To do »
Set out everything from the beginning of the material down to and including the line containing "checkbox-checked-icon[interactable] bbox=[20, 173, 28, 181]" as a Markdown table with the columns Row and Line. Number each line and leave out blank ones.

Supplied entries »

* * * * * * * * *

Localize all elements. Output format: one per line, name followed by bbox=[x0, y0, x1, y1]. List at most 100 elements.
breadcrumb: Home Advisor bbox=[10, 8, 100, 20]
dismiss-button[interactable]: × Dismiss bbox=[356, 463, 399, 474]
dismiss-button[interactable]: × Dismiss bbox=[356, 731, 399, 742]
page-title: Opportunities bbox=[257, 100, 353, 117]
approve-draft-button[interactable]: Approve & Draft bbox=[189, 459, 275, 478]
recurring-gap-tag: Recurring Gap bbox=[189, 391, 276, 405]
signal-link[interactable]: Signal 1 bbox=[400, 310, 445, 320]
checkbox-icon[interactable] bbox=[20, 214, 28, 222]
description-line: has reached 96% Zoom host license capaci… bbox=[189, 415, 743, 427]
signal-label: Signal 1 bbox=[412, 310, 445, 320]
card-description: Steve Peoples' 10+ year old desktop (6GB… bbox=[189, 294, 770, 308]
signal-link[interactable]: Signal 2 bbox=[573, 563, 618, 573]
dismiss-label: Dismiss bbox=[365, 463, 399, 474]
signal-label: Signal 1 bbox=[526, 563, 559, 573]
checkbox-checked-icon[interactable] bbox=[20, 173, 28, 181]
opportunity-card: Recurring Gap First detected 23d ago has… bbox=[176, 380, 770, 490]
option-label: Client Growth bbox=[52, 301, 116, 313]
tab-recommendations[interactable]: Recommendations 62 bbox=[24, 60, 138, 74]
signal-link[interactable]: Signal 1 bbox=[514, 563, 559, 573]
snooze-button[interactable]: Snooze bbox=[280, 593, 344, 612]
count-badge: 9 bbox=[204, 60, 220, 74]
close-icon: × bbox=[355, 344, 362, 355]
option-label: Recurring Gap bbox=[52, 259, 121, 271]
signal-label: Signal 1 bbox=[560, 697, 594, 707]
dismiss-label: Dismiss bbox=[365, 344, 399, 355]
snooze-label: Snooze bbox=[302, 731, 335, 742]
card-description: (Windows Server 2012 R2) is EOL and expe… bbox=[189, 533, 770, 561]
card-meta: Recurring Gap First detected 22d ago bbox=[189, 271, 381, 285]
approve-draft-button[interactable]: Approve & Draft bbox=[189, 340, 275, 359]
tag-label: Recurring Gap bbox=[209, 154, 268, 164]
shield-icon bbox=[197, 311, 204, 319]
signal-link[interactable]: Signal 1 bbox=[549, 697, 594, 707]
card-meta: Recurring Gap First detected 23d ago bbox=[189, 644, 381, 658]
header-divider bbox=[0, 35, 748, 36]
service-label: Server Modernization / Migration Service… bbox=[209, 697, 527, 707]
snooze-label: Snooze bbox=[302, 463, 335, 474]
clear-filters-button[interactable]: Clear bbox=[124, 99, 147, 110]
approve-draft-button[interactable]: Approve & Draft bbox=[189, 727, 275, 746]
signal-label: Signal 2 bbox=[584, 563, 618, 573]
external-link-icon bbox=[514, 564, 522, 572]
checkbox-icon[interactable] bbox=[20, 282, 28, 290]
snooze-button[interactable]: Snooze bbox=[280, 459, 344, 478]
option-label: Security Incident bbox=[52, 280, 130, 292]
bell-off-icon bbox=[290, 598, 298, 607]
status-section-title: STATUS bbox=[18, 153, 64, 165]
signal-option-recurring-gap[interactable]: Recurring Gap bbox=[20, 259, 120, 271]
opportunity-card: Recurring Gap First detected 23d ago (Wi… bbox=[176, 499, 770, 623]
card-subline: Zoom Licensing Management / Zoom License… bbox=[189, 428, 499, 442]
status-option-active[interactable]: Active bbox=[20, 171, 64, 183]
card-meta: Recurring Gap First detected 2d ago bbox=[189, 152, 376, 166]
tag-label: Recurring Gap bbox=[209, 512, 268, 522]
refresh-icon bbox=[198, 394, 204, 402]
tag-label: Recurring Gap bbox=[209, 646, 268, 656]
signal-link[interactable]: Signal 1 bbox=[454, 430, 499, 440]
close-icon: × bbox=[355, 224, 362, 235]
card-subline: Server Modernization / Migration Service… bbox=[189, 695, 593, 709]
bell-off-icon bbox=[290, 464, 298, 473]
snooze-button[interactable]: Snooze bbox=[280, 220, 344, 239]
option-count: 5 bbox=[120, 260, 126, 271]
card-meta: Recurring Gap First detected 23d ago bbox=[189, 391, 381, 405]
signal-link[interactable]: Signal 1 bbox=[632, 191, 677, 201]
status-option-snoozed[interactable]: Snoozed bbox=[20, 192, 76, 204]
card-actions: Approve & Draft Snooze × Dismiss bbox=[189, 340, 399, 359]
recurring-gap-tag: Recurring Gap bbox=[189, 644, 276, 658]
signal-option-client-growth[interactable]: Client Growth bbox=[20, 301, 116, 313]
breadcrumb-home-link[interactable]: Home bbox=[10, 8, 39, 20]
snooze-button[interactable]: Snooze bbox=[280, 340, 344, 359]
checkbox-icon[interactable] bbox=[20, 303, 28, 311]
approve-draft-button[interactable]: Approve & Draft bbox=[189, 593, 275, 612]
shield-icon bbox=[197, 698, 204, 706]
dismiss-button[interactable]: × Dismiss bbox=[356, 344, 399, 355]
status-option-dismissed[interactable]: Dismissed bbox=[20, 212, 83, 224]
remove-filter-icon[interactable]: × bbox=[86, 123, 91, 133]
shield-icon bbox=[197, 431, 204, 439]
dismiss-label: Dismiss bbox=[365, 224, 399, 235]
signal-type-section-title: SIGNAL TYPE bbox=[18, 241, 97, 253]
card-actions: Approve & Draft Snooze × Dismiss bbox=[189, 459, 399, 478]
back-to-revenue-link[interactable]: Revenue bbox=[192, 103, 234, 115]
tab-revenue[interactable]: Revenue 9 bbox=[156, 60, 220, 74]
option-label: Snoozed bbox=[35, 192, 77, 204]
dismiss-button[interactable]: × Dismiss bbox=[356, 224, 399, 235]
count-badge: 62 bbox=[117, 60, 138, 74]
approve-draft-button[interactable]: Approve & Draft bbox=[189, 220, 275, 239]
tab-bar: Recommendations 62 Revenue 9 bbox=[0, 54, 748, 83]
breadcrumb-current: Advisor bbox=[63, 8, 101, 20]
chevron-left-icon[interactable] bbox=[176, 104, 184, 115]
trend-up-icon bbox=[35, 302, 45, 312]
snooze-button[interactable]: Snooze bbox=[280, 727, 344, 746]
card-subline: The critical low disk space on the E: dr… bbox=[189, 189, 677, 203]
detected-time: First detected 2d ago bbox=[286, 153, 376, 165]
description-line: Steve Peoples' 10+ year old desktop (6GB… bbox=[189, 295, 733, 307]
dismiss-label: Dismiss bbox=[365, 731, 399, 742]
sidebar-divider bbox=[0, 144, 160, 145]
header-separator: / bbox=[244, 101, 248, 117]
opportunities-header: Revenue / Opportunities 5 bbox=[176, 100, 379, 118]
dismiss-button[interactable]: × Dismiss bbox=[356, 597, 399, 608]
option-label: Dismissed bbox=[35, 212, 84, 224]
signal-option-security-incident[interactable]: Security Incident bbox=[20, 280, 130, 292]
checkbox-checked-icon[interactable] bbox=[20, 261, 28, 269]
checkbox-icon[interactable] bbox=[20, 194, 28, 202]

* * * * * * * * *

Solution »
| Row | Line |
|---|---|
| 1 | Localize all elements. Output format: one per line, name followed by bbox=[x0, y0, x1, y1]. List at most 100 elements. |
| 2 | breadcrumb: Home Advisor bbox=[10, 8, 100, 20] |
| 3 | dismiss-button[interactable]: × Dismiss bbox=[356, 463, 399, 474] |
| 4 | dismiss-button[interactable]: × Dismiss bbox=[356, 731, 399, 742] |
| 5 | page-title: Opportunities bbox=[257, 100, 353, 117] |
| 6 | approve-draft-button[interactable]: Approve & Draft bbox=[189, 459, 275, 478] |
| 7 | recurring-gap-tag: Recurring Gap bbox=[189, 391, 276, 405] |
| 8 | signal-link[interactable]: Signal 1 bbox=[400, 310, 445, 320] |
| 9 | checkbox-icon[interactable] bbox=[20, 214, 28, 222] |
| 10 | description-line: has reached 96% Zoom host license capaci… bbox=[189, 415, 743, 427] |
| 11 | signal-label: Signal 1 bbox=[412, 310, 445, 320] |
| 12 | card-description: Steve Peoples' 10+ year old desktop (6GB… bbox=[189, 294, 770, 308] |
| 13 | signal-link[interactable]: Signal 2 bbox=[573, 563, 618, 573] |
| 14 | dismiss-label: Dismiss bbox=[365, 463, 399, 474] |
| 15 | signal-label: Signal 1 bbox=[526, 563, 559, 573] |
| 16 | checkbox-checked-icon[interactable] bbox=[20, 173, 28, 181] |